Records contained in a dataset:
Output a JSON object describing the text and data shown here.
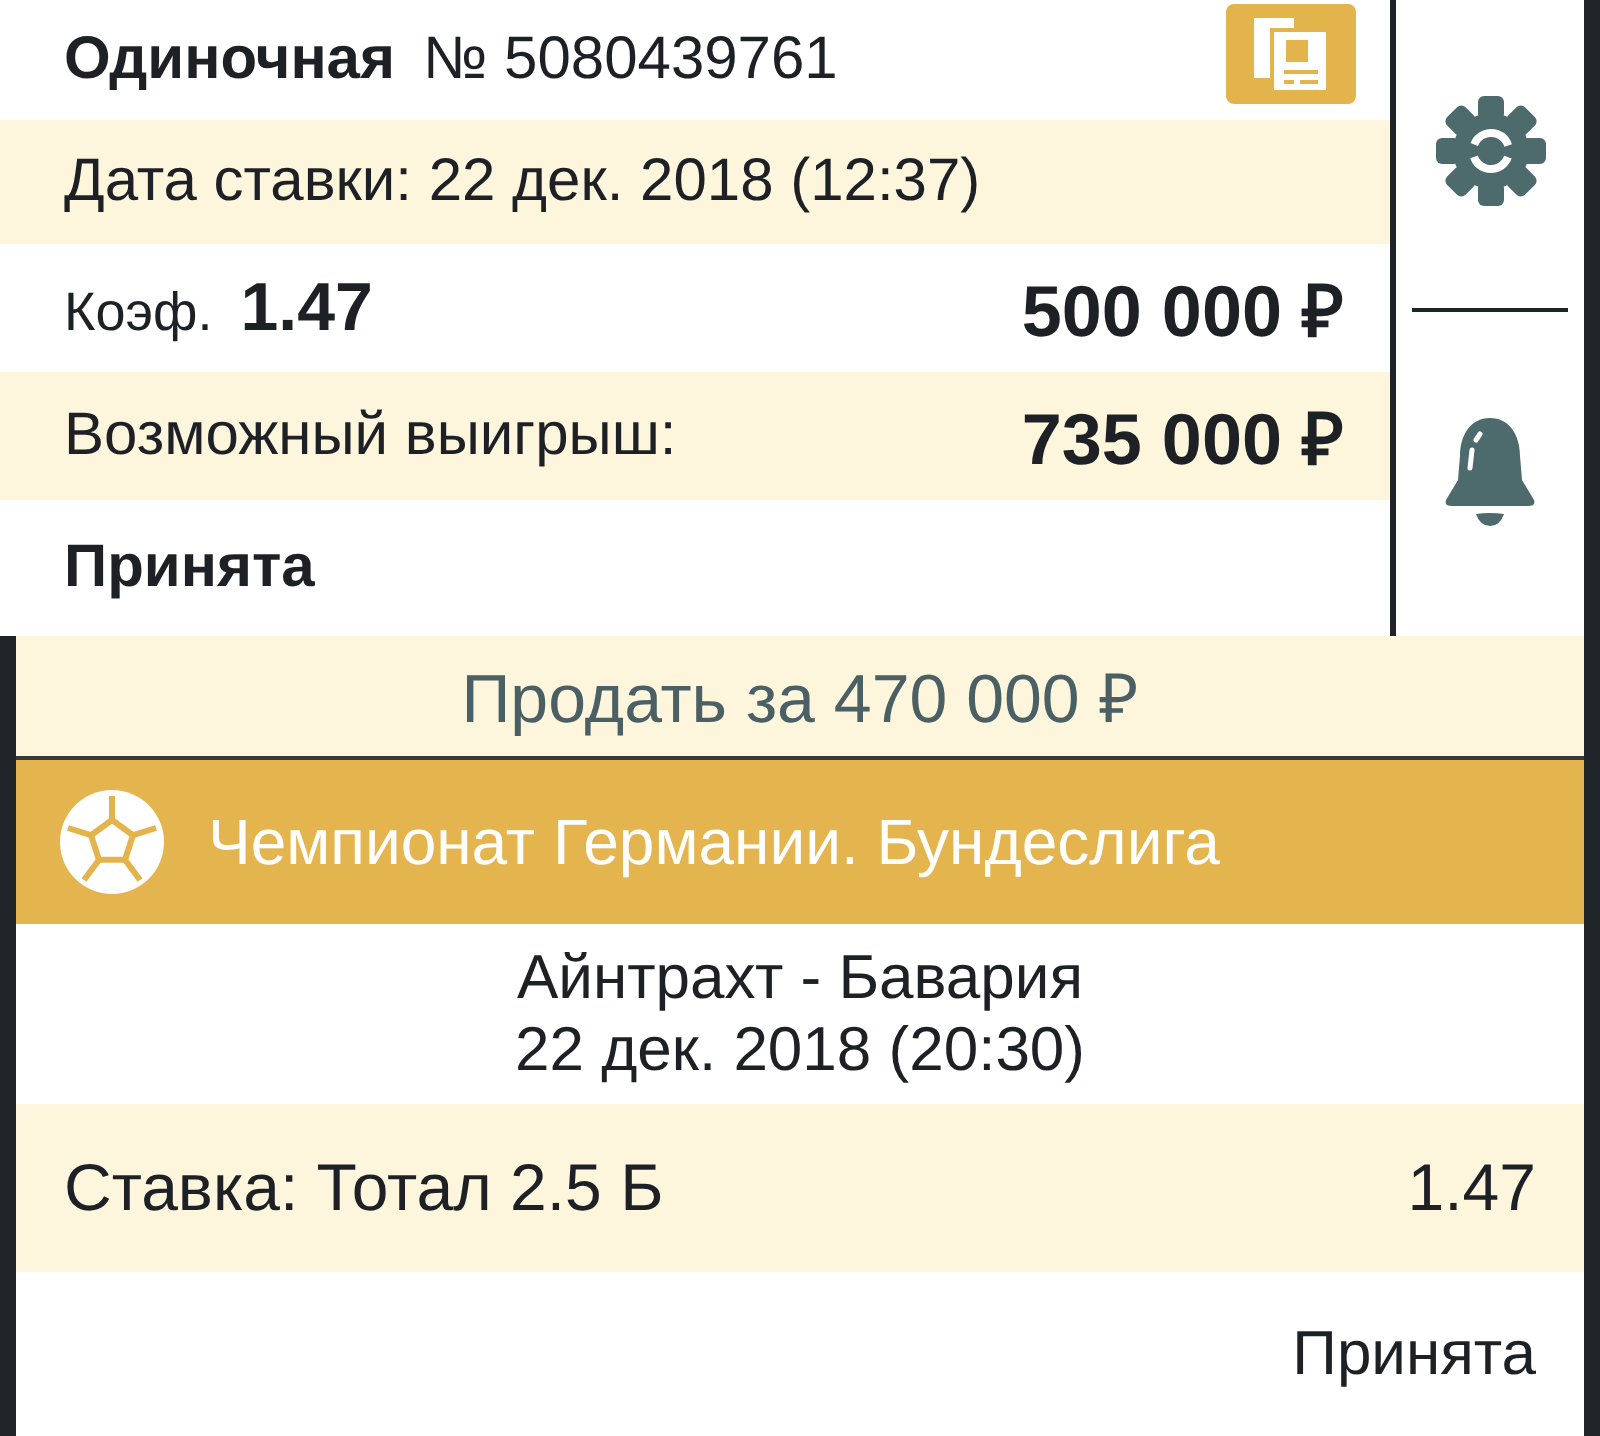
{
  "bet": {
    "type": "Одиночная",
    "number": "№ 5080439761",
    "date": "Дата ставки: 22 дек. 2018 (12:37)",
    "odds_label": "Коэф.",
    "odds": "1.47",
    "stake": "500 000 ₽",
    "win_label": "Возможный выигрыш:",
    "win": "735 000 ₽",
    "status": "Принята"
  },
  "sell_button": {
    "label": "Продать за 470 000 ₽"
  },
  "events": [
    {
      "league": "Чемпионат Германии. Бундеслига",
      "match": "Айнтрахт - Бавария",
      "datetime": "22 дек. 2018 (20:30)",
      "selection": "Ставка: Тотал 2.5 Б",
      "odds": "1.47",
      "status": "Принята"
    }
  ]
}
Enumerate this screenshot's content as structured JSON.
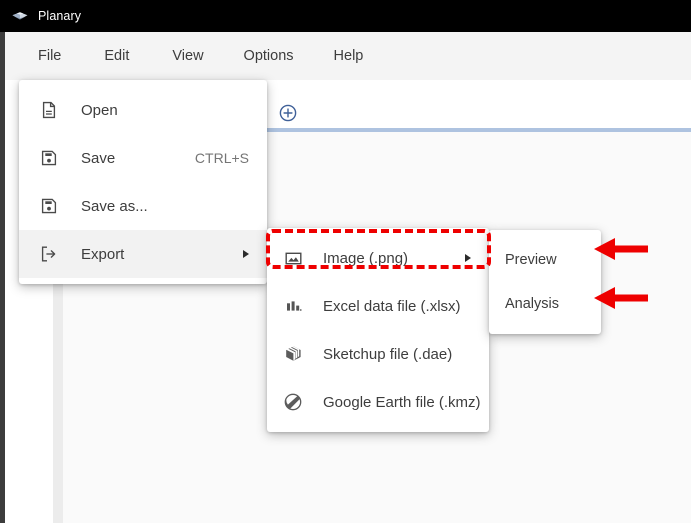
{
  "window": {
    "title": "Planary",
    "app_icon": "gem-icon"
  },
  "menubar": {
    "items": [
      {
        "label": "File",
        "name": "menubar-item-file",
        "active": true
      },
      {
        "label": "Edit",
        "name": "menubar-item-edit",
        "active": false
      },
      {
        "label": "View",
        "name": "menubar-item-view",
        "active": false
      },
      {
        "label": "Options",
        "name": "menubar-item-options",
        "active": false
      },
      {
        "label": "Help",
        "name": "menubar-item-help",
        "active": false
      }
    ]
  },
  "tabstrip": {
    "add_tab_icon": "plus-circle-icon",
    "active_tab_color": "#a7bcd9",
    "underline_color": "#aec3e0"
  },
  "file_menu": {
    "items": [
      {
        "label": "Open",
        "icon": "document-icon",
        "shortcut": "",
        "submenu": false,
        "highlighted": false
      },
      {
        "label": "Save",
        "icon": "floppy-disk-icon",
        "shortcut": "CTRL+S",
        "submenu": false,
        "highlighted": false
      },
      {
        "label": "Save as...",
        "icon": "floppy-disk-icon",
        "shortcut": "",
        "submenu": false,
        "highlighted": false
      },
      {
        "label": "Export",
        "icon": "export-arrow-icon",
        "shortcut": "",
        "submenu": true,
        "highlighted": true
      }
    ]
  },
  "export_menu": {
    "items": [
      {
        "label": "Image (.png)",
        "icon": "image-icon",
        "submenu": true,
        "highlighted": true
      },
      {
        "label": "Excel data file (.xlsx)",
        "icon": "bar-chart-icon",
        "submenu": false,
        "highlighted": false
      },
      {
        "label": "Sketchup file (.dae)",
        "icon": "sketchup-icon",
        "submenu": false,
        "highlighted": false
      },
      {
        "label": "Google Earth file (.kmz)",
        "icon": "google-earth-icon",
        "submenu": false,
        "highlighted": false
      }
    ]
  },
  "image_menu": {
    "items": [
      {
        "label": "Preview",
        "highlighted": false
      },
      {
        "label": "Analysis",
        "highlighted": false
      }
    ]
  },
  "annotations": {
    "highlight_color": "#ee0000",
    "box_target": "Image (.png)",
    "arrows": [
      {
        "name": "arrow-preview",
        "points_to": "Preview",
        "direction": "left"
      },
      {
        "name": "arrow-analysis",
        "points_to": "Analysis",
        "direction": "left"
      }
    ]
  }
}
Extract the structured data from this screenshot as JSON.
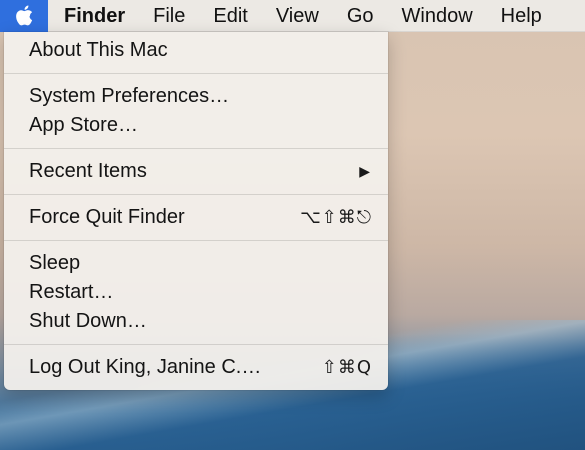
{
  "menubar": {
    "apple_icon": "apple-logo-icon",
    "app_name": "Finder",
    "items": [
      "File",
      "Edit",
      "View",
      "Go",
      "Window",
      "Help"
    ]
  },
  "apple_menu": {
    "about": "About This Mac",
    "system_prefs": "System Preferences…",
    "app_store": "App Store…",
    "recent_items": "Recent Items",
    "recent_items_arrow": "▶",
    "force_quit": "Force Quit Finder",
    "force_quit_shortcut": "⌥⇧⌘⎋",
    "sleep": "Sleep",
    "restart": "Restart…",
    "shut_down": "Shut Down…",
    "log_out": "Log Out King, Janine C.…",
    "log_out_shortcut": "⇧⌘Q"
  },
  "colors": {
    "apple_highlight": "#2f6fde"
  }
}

> Exercise details
Every record must be copied exactly, with images dropped from the result.

> Result
Output a JSON object describing the text and data shown here.
{
  "bet": {
    "type": "Одиночная",
    "number": "№ 5080439761",
    "date": "Дата ставки: 22 дек. 2018 (12:37)",
    "odds_label": "Коэф.",
    "odds": "1.47",
    "stake": "500 000 ₽",
    "win_label": "Возможный выигрыш:",
    "win": "735 000 ₽",
    "status": "Принята"
  },
  "sell_button": {
    "label": "Продать за 470 000 ₽"
  },
  "events": [
    {
      "league": "Чемпионат Германии. Бундеслига",
      "match": "Айнтрахт - Бавария",
      "datetime": "22 дек. 2018 (20:30)",
      "selection": "Ставка: Тотал 2.5 Б",
      "odds": "1.47",
      "status": "Принята"
    }
  ]
}
Enumerate this screenshot's content as structured JSON.
{
  "window": {
    "title": "Planary",
    "app_icon": "gem-icon"
  },
  "menubar": {
    "items": [
      {
        "label": "File",
        "name": "menubar-item-file",
        "active": true
      },
      {
        "label": "Edit",
        "name": "menubar-item-edit",
        "active": false
      },
      {
        "label": "View",
        "name": "menubar-item-view",
        "active": false
      },
      {
        "label": "Options",
        "name": "menubar-item-options",
        "active": false
      },
      {
        "label": "Help",
        "name": "menubar-item-help",
        "active": false
      }
    ]
  },
  "tabstrip": {
    "add_tab_icon": "plus-circle-icon",
    "active_tab_color": "#a7bcd9",
    "underline_color": "#aec3e0"
  },
  "file_menu": {
    "items": [
      {
        "label": "Open",
        "icon": "document-icon",
        "shortcut": "",
        "submenu": false,
        "highlighted": false
      },
      {
        "label": "Save",
        "icon": "floppy-disk-icon",
        "shortcut": "CTRL+S",
        "submenu": false,
        "highlighted": false
      },
      {
        "label": "Save as...",
        "icon": "floppy-disk-icon",
        "shortcut": "",
        "submenu": false,
        "highlighted": false
      },
      {
        "label": "Export",
        "icon": "export-arrow-icon",
        "shortcut": "",
        "submenu": true,
        "highlighted": true
      }
    ]
  },
  "export_menu": {
    "items": [
      {
        "label": "Image (.png)",
        "icon": "image-icon",
        "submenu": true,
        "highlighted": true
      },
      {
        "label": "Excel data file (.xlsx)",
        "icon": "bar-chart-icon",
        "submenu": false,
        "highlighted": false
      },
      {
        "label": "Sketchup file (.dae)",
        "icon": "sketchup-icon",
        "submenu": false,
        "highlighted": false
      },
      {
        "label": "Google Earth file (.kmz)",
        "icon": "google-earth-icon",
        "submenu": false,
        "highlighted": false
      }
    ]
  },
  "image_menu": {
    "items": [
      {
        "label": "Preview",
        "highlighted": false
      },
      {
        "label": "Analysis",
        "highlighted": false
      }
    ]
  },
  "annotations": {
    "highlight_color": "#ee0000",
    "box_target": "Image (.png)",
    "arrows": [
      {
        "name": "arrow-preview",
        "points_to": "Preview",
        "direction": "left"
      },
      {
        "name": "arrow-analysis",
        "points_to": "Analysis",
        "direction": "left"
      }
    ]
  }
}
Extract the structured data from this screenshot as JSON.
{
  "menubar": {
    "apple_icon": "apple-logo-icon",
    "app_name": "Finder",
    "items": [
      "File",
      "Edit",
      "View",
      "Go",
      "Window",
      "Help"
    ]
  },
  "apple_menu": {
    "about": "About This Mac",
    "system_prefs": "System Preferences…",
    "app_store": "App Store…",
    "recent_items": "Recent Items",
    "recent_items_arrow": "▶",
    "force_quit": "Force Quit Finder",
    "force_quit_shortcut": "⌥⇧⌘⎋",
    "sleep": "Sleep",
    "restart": "Restart…",
    "shut_down": "Shut Down…",
    "log_out": "Log Out King, Janine C.…",
    "log_out_shortcut": "⇧⌘Q"
  },
  "colors": {
    "apple_highlight": "#2f6fde"
  }
}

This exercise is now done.